Saved entries:
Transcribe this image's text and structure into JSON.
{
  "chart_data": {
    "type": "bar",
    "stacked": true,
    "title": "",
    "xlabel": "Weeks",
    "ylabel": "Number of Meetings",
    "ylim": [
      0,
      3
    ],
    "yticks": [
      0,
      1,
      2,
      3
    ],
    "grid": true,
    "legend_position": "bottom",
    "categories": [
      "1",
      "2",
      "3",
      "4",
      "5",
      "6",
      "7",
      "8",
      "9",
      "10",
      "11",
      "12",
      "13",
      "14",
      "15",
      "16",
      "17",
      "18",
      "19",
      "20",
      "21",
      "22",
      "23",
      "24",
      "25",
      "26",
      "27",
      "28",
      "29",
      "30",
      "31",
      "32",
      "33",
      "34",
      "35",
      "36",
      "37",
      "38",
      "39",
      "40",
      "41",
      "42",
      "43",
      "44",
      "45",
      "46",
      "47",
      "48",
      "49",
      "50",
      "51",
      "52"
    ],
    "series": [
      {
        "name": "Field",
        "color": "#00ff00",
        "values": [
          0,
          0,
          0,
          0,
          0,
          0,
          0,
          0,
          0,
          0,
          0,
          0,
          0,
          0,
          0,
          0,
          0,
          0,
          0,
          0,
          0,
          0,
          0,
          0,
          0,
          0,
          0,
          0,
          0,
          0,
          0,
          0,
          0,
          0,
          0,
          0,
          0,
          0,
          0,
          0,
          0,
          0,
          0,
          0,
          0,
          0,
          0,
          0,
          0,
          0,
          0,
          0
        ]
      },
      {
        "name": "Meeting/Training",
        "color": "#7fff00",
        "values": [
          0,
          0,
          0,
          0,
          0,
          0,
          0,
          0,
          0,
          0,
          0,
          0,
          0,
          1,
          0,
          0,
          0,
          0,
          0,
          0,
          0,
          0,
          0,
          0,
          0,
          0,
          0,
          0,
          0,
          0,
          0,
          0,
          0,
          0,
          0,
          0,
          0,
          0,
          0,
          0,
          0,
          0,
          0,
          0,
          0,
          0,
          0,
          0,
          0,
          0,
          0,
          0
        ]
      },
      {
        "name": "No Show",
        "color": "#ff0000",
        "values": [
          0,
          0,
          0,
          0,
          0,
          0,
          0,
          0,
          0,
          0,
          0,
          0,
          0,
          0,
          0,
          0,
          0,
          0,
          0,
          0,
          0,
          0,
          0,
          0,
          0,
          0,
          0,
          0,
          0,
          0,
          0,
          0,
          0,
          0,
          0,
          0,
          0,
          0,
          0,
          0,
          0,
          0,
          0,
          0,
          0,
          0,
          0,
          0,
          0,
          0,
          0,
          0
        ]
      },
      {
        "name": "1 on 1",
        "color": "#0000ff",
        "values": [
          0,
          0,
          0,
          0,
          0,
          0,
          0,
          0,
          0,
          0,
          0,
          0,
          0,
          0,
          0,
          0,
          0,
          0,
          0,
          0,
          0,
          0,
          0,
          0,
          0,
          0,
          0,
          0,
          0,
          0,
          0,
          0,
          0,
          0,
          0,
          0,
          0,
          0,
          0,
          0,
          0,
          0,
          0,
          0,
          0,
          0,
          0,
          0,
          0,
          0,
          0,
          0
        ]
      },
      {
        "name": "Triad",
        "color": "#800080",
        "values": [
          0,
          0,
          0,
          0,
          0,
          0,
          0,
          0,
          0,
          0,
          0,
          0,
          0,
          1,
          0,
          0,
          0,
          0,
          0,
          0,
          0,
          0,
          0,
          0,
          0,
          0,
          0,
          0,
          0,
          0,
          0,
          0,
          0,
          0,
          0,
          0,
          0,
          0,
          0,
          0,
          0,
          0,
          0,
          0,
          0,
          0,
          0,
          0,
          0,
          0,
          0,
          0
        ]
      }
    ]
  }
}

• **Goal**: Your task is to quote all of the data word for word.

• **Solution for this task**:
Transcribe this image's text and structure into JSON.
{
  "chart_data": {
    "type": "bar",
    "stacked": true,
    "title": "",
    "xlabel": "Weeks",
    "ylabel": "Number of Meetings",
    "ylim": [
      0,
      3
    ],
    "yticks": [
      0,
      1,
      2,
      3
    ],
    "grid": true,
    "legend_position": "bottom",
    "categories": [
      "1",
      "2",
      "3",
      "4",
      "5",
      "6",
      "7",
      "8",
      "9",
      "10",
      "11",
      "12",
      "13",
      "14",
      "15",
      "16",
      "17",
      "18",
      "19",
      "20",
      "21",
      "22",
      "23",
      "24",
      "25",
      "26",
      "27",
      "28",
      "29",
      "30",
      "31",
      "32",
      "33",
      "34",
      "35",
      "36",
      "37",
      "38",
      "39",
      "40",
      "41",
      "42",
      "43",
      "44",
      "45",
      "46",
      "47",
      "48",
      "49",
      "50",
      "51",
      "52"
    ],
    "series": [
      {
        "name": "Field",
        "color": "#00ff00",
        "values": [
          0,
          0,
          0,
          0,
          0,
          0,
          0,
          0,
          0,
          0,
          0,
          0,
          0,
          0,
          0,
          0,
          0,
          0,
          0,
          0,
          0,
          0,
          0,
          0,
          0,
          0,
          0,
          0,
          0,
          0,
          0,
          0,
          0,
          0,
          0,
          0,
          0,
          0,
          0,
          0,
          0,
          0,
          0,
          0,
          0,
          0,
          0,
          0,
          0,
          0,
          0,
          0
        ]
      },
      {
        "name": "Meeting/Training",
        "color": "#7fff00",
        "values": [
          0,
          0,
          0,
          0,
          0,
          0,
          0,
          0,
          0,
          0,
          0,
          0,
          0,
          1,
          0,
          0,
          0,
          0,
          0,
          0,
          0,
          0,
          0,
          0,
          0,
          0,
          0,
          0,
          0,
          0,
          0,
          0,
          0,
          0,
          0,
          0,
          0,
          0,
          0,
          0,
          0,
          0,
          0,
          0,
          0,
          0,
          0,
          0,
          0,
          0,
          0,
          0
        ]
      },
      {
        "name": "No Show",
        "color": "#ff0000",
        "values": [
          0,
          0,
          0,
          0,
          0,
          0,
          0,
          0,
          0,
          0,
          0,
          0,
          0,
          0,
          0,
          0,
          0,
          0,
          0,
          0,
          0,
          0,
          0,
          0,
          0,
          0,
          0,
          0,
          0,
          0,
          0,
          0,
          0,
          0,
          0,
          0,
          0,
          0,
          0,
          0,
          0,
          0,
          0,
          0,
          0,
          0,
          0,
          0,
          0,
          0,
          0,
          0
        ]
      },
      {
        "name": "1 on 1",
        "color": "#0000ff",
        "values": [
          0,
          0,
          0,
          0,
          0,
          0,
          0,
          0,
          0,
          0,
          0,
          0,
          0,
          0,
          0,
          0,
          0,
          0,
          0,
          0,
          0,
          0,
          0,
          0,
          0,
          0,
          0,
          0,
          0,
          0,
          0,
          0,
          0,
          0,
          0,
          0,
          0,
          0,
          0,
          0,
          0,
          0,
          0,
          0,
          0,
          0,
          0,
          0,
          0,
          0,
          0,
          0
        ]
      },
      {
        "name": "Triad",
        "color": "#800080",
        "values": [
          0,
          0,
          0,
          0,
          0,
          0,
          0,
          0,
          0,
          0,
          0,
          0,
          0,
          1,
          0,
          0,
          0,
          0,
          0,
          0,
          0,
          0,
          0,
          0,
          0,
          0,
          0,
          0,
          0,
          0,
          0,
          0,
          0,
          0,
          0,
          0,
          0,
          0,
          0,
          0,
          0,
          0,
          0,
          0,
          0,
          0,
          0,
          0,
          0,
          0,
          0,
          0
        ]
      }
    ]
  }
}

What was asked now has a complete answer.